§ Requirements
Reproduce the entire listing word for word.

§ Data shown
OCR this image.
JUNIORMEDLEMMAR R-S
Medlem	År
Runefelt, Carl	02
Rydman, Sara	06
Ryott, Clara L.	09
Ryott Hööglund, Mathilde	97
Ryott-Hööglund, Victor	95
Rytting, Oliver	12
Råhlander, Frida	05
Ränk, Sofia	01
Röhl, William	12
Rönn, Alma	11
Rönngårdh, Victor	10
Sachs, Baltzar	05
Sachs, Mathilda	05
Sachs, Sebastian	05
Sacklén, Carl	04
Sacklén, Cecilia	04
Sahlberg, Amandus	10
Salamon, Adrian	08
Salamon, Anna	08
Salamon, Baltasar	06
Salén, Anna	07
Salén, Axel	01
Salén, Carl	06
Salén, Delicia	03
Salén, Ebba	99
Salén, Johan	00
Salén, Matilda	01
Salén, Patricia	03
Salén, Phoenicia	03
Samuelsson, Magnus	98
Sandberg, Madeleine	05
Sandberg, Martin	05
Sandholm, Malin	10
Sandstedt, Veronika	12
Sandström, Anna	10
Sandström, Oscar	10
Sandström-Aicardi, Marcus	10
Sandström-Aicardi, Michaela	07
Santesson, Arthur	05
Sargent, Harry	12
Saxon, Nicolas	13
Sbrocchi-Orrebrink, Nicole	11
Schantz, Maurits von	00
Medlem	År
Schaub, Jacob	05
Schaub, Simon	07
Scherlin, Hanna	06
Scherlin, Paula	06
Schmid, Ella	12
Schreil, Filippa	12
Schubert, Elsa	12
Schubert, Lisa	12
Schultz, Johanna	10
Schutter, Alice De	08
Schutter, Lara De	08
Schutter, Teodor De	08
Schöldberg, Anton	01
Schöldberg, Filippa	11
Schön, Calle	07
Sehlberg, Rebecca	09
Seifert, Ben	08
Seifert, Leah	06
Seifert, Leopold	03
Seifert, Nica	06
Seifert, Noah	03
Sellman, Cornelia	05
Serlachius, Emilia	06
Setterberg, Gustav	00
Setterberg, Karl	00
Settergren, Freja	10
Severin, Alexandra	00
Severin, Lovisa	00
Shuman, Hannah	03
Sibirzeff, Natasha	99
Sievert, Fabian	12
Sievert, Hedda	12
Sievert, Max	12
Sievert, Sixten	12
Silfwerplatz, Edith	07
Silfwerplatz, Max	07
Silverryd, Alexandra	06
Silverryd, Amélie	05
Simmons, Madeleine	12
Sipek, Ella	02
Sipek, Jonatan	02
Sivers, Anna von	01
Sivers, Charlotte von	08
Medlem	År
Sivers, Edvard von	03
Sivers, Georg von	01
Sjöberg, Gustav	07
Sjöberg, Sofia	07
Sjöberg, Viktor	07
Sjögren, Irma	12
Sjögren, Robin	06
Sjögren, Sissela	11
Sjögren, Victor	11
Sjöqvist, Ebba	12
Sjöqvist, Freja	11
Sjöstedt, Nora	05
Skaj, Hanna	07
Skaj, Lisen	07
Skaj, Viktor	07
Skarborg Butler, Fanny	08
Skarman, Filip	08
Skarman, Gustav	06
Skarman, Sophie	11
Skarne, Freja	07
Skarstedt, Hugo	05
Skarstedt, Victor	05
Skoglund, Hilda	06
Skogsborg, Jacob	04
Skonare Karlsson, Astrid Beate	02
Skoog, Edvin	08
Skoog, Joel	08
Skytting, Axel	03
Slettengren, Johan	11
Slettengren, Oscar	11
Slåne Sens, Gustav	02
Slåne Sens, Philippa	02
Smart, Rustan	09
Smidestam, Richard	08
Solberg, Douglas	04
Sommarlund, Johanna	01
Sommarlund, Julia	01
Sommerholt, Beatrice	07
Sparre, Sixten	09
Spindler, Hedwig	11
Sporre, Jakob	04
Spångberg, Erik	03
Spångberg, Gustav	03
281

§ Final result
OCR this image.
JUNIORMEDLEMMAR R-S
Medlem	År
Runefelt, Carl	02
Rydman, Sara	06
Ryott, Clara L.	09
Ryott Hööglund, Mathilde	97
Ryott-Hööglund, Victor	95
Rytting, Oliver	12
Råhlander, Frida	05
Ränk, Sofia	01
Röhl, William	12
Rönn, Alma	11
Rönngårdh, Victor	10
Sachs, Baltzar	05
Sachs, Mathilda	05
Sachs, Sebastian	05
Sacklén, Carl	04
Sacklén, Cecilia	04
Sahlberg, Amandus	10
Salamon, Adrian	08
Salamon, Anna	08
Salamon, Baltasar	06
Salén, Anna	07
Salén, Axel	01
Salén, Carl	06
Salén, Delicia	03
Salén, Ebba	99
Salén, Johan	00
Salén, Matilda	01
Salén, Patricia	03
Salén, Phoenicia	03
Samuelsson, Magnus	98
Sandberg, Madeleine	05
Sandberg, Martin	05
Sandholm, Malin	10
Sandstedt, Veronika	12
Sandström, Anna	10
Sandström, Oscar	10
Sandström-Aicardi, Marcus	10
Sandström-Aicardi, Michaela	07
Santesson, Arthur	05
Sargent, Harry	12
Saxon, Nicolas	13
Sbrocchi-Orrebrink, Nicole	11
Schantz, Maurits von	00
Medlem	År
Schaub, Jacob	05
Schaub, Simon	07
Scherlin, Hanna	06
Scherlin, Paula	06
Schmid, Ella	12
Schreil, Filippa	12
Schubert, Elsa	12
Schubert, Lisa	12
Schultz, Johanna	10
Schutter, Alice De	08
Schutter, Lara De	08
Schutter, Teodor De	08
Schöldberg, Anton	01
Schöldberg, Filippa	11
Schön, Calle	07
Sehlberg, Rebecca	09
Seifert, Ben	08
Seifert, Leah	06
Seifert, Leopold	03
Seifert, Nica	06
Seifert, Noah	03
Sellman, Cornelia	05
Serlachius, Emilia	06
Setterberg, Gustav	00
Setterberg, Karl	00
Settergren, Freja	10
Severin, Alexandra	00
Severin, Lovisa	00
Shuman, Hannah	03
Sibirzeff, Natasha	99
Sievert, Fabian	12
Sievert, Hedda	12
Sievert, Max	12
Sievert, Sixten	12
Silfwerplatz, Edith	07
Silfwerplatz, Max	07
Silverryd, Alexandra	06
Silverryd, Amélie	05
Simmons, Madeleine	12
Sipek, Ella	02
Sipek, Jonatan	02
Sivers, Anna von	01
Sivers, Charlotte von	08
Medlem	År
Sivers, Edvard von	03
Sivers, Georg von	01
Sjöberg, Gustav	07
Sjöberg, Sofia	07
Sjöberg, Viktor	07
Sjögren, Irma	12
Sjögren, Robin	06
Sjögren, Sissela	11
Sjögren, Victor	11
Sjöqvist, Ebba	12
Sjöqvist, Freja	11
Sjöstedt, Nora	05
Skaj, Hanna	07
Skaj, Lisen	07
Skaj, Viktor	07
Skarborg Butler, Fanny	08
Skarman, Filip	08
Skarman, Gustav	06
Skarman, Sophie	11
Skarne, Freja	07
Skarstedt, Hugo	05
Skarstedt, Victor	05
Skoglund, Hilda	06
Skogsborg, Jacob	04
Skonare Karlsson, Astrid Beate	02
Skoog, Edvin	08
Skoog, Joel	08
Skytting, Axel	03
Slettengren, Johan	11
Slettengren, Oscar	11
Slåne Sens, Gustav	02
Slåne Sens, Philippa	02
Smart, Rustan	09
Smidestam, Richard	08
Solberg, Douglas	04
Sommarlund, Johanna	01
Sommarlund, Julia	01
Sommerholt, Beatrice	07
Sparre, Sixten	09
Spindler, Hedwig	11
Sporre, Jakob	04
Spångberg, Erik	03
Spångberg, Gustav	03
281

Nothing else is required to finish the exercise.